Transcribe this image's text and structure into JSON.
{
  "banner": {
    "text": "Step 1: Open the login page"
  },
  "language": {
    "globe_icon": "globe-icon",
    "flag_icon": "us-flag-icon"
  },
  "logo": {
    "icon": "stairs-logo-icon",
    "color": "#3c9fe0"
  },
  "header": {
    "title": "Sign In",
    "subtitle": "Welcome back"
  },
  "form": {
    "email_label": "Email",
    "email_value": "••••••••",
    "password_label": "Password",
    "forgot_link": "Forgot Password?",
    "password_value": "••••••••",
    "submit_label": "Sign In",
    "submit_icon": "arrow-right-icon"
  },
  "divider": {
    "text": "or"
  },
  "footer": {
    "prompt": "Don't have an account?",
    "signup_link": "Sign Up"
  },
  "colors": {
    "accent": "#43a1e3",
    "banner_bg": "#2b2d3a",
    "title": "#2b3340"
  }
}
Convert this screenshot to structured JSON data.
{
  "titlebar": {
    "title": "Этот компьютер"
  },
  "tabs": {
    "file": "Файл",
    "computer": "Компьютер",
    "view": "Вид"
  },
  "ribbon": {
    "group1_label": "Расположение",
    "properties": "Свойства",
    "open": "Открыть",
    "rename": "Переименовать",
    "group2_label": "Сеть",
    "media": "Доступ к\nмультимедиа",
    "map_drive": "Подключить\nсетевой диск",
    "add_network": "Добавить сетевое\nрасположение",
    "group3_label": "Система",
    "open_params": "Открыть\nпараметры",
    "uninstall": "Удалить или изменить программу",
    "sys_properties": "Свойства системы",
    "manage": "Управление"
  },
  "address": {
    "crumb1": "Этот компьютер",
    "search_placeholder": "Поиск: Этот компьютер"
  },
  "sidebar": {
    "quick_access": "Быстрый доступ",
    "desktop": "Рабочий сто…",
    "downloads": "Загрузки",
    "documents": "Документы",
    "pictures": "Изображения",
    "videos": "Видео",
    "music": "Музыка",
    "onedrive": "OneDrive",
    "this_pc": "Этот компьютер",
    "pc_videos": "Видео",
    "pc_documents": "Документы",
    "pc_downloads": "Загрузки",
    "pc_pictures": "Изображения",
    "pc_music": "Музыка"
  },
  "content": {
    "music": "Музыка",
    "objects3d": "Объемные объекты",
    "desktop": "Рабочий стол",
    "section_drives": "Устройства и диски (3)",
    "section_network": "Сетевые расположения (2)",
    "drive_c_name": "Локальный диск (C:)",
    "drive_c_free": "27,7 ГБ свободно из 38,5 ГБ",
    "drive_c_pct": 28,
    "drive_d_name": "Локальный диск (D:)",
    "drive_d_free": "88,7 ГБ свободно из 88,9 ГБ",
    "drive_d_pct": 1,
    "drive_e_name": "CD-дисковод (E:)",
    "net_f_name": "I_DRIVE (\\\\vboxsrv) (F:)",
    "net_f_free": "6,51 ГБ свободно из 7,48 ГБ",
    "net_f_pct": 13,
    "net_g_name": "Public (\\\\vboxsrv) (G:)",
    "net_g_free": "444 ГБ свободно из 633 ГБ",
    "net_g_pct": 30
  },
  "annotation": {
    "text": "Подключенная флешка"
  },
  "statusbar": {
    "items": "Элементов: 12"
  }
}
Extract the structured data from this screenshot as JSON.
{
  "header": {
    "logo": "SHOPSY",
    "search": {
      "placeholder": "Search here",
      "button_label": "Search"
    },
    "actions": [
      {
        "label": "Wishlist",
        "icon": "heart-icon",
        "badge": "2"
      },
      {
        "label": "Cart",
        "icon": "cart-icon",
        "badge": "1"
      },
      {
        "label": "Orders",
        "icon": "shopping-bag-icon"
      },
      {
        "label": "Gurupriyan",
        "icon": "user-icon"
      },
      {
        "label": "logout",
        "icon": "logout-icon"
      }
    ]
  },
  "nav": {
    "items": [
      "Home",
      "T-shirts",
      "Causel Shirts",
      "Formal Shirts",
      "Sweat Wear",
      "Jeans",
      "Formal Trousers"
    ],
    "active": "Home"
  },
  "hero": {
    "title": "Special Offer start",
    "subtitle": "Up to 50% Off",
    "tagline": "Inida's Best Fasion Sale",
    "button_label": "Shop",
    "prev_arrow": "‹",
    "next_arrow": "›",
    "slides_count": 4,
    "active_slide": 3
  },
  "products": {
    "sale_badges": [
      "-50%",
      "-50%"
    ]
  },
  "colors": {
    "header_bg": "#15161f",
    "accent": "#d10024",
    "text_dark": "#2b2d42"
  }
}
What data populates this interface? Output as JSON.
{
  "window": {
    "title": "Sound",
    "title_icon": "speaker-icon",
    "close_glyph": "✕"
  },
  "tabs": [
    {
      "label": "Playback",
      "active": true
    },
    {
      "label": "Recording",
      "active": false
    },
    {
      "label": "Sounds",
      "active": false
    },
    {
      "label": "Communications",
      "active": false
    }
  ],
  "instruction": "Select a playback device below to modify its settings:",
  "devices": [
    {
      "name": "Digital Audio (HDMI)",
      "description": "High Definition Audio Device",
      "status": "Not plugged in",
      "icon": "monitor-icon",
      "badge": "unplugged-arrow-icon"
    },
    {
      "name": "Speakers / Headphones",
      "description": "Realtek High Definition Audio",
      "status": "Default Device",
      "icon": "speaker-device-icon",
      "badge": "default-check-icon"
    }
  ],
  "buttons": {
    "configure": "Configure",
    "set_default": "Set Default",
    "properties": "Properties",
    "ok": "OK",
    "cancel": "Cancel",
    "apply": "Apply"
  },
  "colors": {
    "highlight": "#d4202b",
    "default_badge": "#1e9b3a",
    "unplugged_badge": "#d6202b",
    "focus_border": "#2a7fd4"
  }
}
════════════════
[WORK TO COMPLETE] Write out every line of the listing that holds the word "Изображения".

[RESPONSE]
    "pictures": "Изображения",
    "pc_pictures": "Изображения",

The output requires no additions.